To upload files into Colab:

In [2]:
from google.colab import files
uploaded = files.upload()
# Select the files you downloaded earlier 

ModuleNotFoundError: No module named 'google'

To load our image we can use the imread function. We need to tell this function where to find the file we want to read. 

In [None]:
image = cv.imread(filename = "")

Lets try printing the image

In [None]:
print(image)

## huh?
That doesn't look much like a picture! We can usually find out what type of data we are working with in in python using the 'type' function. 

In [None]:
print(type(image))

This is telling us that image is a numpy array. [Numpy] is a library which supports scientific work in Python. A numpy array is a container for storing information, in this case, the pixel values loaded by openCV. These arrays will become useful again later on but they aren't super helpful if you want to see the actual images. To prove that images really are just pixels let's use the Pillow library to turn the array into an image. 

In [None]:
pillow_image = Image.fromarray(image)  # This takes the Image module from Pillow and uses the functiton 'fromarray' to generate an image from an array 

In [None]:
?Image

We can display pillow images as follows 

In [None]:
pillow_image

# Access image metadata
- **Terminology alert**: in this context we mean metadata associated with the image object not metadata about the original physical item/map the image came from

- We can use OpenCV to access some metadata about images

In [None]:
print(image.shape)

◆ **Prompt 1**
Answer these questions about the image-loading tutorial above:
(a) Which function does the tutorial use to load the image?
(b) Which function does it use to find out what type of data it is working with?
(c) Which library does it use to turn the array into an image?
◆ **Prompt 2**
Write the next part of the image-loading tutorial, picking up after its last line.

◆ **Information shown**
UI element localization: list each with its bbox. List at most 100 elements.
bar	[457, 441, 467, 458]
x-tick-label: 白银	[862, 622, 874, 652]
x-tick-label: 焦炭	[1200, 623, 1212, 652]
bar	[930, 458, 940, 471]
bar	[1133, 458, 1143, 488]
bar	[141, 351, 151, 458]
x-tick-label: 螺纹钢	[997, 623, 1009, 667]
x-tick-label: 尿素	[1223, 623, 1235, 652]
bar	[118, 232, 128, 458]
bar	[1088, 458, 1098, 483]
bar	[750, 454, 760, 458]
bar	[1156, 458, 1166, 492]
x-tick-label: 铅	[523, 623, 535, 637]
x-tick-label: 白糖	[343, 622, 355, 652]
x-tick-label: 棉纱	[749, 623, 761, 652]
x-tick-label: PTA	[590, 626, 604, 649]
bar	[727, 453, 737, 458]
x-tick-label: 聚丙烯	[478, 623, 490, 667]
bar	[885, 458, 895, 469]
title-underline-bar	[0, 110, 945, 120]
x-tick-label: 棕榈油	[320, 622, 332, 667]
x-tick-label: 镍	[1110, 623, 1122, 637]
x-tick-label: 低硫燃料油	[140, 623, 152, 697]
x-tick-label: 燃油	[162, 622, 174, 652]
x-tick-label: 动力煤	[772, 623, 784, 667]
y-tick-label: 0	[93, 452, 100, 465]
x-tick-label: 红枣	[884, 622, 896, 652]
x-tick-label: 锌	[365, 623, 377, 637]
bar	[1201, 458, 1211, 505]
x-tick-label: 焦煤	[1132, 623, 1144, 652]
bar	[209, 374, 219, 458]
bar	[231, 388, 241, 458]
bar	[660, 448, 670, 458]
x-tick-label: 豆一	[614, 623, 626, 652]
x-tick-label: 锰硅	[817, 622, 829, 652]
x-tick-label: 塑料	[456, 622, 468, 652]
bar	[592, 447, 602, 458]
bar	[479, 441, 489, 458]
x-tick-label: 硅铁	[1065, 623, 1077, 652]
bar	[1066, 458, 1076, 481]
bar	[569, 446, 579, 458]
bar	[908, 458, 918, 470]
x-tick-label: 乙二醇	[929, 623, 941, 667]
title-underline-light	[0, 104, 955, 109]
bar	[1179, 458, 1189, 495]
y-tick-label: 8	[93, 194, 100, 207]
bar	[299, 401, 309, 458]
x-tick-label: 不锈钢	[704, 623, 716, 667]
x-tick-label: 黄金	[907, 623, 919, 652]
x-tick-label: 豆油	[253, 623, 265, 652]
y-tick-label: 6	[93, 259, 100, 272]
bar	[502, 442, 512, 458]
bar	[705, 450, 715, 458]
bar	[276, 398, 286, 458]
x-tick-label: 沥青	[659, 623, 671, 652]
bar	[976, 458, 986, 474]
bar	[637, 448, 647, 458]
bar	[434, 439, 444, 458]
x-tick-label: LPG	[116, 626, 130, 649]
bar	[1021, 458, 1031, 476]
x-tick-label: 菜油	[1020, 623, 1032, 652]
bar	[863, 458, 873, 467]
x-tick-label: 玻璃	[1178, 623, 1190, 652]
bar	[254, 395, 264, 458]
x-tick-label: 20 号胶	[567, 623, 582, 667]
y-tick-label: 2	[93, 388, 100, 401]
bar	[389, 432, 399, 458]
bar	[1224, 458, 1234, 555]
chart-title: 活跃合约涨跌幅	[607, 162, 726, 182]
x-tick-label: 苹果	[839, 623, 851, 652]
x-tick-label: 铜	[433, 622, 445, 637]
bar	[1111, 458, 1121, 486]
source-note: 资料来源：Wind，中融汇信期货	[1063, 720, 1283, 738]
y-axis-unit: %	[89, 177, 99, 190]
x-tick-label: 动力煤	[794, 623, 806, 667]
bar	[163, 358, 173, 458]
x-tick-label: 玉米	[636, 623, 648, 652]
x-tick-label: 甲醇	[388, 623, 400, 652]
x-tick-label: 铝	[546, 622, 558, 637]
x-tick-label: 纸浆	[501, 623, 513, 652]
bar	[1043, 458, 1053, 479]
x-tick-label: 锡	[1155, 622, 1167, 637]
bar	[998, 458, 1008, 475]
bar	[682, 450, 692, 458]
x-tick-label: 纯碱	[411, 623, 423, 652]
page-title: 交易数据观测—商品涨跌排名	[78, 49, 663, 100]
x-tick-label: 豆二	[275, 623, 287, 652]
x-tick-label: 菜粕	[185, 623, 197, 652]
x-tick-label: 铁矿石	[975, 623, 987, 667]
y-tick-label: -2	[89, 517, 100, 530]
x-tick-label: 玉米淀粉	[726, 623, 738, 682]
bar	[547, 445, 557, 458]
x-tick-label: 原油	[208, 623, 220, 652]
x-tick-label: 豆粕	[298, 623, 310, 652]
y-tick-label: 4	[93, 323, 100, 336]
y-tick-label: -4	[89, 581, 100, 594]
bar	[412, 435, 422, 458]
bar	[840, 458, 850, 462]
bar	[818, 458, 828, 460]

◆ **Reply 1**
(a) The imread function.
(b) The 'type' function.
(c) The Pillow library.

◆ **Reply 2**
#  It returns a tuple of number of rows, columns, and channels (if image is color)

In [None]:
print(image.size)

### Notebook hint
Normally in python you use print() to see a variable/output of a function but in notebooks the last output in the cell is displayed by default so we can skip that step. 

In [None]:
image.size

## Manipulating images
Often when working with images we will often have to change them in some way to make them easier to work with. In the case of maps for example we are working with:
- very large images (dimensions)
- large file sizes 
- with 3 channels by default 

It can be useful to change all of these factors to make the images easier to work with. 

### Convert to grayscale

In [None]:
gray_image = cv.cvtColor(image, cv.COLOR_RGB2GRAY)
gray_image.shape

In [None]:
# Plot 

In [None]:
gray_image_pillow = Image.fromarray(gray_image)
gray_image_pillow

# Resizing images
- dimensions 
- file size / compression 


### Reducing dimensions of image 

In [None]:
print(gray_image.size)
small = cv.resize(src = gray_image, dsize = None, fx = 0.1, fy = 0.1)
print(small.size)

## Compressing image and saving to a new file format 
We might want to reduce the file size of our image, change format and save with a new name. To do this in pillow we access the Image object we created above and use the 'save' method. We need to pass a filename, a format can be infered from the extension given in a filename but it can be helpful to be explict about the format when using this function. An optional parameter 'quality' can be used to reduce the filesize further. 

In [None]:
gray_image_pillow.save('gray_image.jpg',format='jpeg', quality=50)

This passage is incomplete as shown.